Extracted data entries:
====
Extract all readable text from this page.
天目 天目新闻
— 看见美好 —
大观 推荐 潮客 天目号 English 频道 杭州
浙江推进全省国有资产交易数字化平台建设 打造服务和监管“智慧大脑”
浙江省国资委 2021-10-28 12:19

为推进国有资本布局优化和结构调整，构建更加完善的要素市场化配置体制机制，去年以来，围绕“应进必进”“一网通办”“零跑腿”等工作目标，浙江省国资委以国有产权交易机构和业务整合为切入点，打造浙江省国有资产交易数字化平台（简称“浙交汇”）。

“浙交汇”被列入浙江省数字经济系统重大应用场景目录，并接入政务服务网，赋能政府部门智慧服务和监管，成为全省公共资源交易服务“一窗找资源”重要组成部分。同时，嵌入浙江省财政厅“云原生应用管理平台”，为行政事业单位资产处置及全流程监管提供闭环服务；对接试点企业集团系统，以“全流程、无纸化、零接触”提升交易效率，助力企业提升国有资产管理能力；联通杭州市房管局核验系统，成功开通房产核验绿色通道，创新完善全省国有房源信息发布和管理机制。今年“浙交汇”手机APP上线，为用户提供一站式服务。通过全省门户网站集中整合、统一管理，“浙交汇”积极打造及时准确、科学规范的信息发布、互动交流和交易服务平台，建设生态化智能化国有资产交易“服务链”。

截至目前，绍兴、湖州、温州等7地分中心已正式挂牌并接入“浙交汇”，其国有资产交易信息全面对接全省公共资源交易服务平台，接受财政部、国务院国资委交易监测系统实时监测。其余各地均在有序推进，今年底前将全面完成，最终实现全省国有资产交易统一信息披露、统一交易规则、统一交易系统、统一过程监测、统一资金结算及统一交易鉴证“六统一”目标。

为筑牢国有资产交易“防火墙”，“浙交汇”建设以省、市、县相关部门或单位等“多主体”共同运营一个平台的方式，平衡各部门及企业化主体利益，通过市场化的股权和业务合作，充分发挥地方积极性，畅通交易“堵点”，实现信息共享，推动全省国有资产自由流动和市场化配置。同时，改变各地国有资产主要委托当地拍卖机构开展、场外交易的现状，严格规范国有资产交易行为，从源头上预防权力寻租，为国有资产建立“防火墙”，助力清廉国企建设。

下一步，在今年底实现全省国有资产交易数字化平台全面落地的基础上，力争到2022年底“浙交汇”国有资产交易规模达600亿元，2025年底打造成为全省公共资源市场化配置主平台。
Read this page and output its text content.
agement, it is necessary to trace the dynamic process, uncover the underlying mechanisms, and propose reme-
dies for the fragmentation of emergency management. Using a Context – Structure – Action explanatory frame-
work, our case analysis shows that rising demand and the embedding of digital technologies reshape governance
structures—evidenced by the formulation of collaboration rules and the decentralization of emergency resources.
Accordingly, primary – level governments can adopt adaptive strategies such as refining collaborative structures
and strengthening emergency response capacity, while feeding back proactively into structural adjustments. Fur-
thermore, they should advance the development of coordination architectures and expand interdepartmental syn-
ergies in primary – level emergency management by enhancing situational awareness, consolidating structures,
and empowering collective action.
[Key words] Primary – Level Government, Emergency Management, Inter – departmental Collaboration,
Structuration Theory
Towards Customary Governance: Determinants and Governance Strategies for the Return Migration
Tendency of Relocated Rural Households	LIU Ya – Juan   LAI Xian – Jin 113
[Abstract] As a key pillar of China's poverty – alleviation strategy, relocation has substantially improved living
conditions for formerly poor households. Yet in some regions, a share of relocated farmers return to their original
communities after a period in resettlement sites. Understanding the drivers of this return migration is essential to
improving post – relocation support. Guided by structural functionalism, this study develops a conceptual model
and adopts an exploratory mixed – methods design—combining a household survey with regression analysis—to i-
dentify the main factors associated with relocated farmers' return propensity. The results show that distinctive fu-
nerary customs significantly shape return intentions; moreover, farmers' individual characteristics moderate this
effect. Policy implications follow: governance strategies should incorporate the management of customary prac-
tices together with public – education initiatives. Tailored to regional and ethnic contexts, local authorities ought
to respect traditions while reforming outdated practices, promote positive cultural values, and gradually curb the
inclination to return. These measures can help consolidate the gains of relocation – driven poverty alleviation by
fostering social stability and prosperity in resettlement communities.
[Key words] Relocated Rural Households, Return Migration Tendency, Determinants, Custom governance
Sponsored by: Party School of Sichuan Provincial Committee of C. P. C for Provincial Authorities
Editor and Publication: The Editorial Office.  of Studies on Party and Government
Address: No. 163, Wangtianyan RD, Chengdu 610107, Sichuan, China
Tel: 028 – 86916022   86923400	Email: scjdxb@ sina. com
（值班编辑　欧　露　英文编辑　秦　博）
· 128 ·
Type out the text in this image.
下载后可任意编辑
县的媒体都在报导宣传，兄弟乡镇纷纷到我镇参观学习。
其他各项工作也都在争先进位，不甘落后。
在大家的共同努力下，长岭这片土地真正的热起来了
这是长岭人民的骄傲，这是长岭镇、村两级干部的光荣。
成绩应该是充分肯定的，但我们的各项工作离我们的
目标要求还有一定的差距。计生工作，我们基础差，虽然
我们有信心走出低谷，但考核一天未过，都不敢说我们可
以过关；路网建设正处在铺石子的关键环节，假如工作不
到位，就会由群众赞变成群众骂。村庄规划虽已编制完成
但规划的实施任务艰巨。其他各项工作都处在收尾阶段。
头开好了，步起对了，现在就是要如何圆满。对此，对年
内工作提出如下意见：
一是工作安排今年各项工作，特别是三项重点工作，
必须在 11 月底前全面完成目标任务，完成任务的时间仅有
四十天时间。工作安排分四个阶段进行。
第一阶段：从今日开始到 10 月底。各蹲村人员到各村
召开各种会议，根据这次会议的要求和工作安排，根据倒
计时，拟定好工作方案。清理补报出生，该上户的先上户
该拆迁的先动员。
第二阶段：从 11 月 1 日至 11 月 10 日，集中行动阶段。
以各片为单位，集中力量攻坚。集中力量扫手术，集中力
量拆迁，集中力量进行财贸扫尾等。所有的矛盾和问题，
====
**Exercise:**
From the data, list each line in which the string "structural" appears.

**Result of this task:**
and strengthening emergency response capacity, while feeding back proactively into structural adjustments. Fur-
improving post – relocation support. Guided by structural functionalism, this study develops a conceptual model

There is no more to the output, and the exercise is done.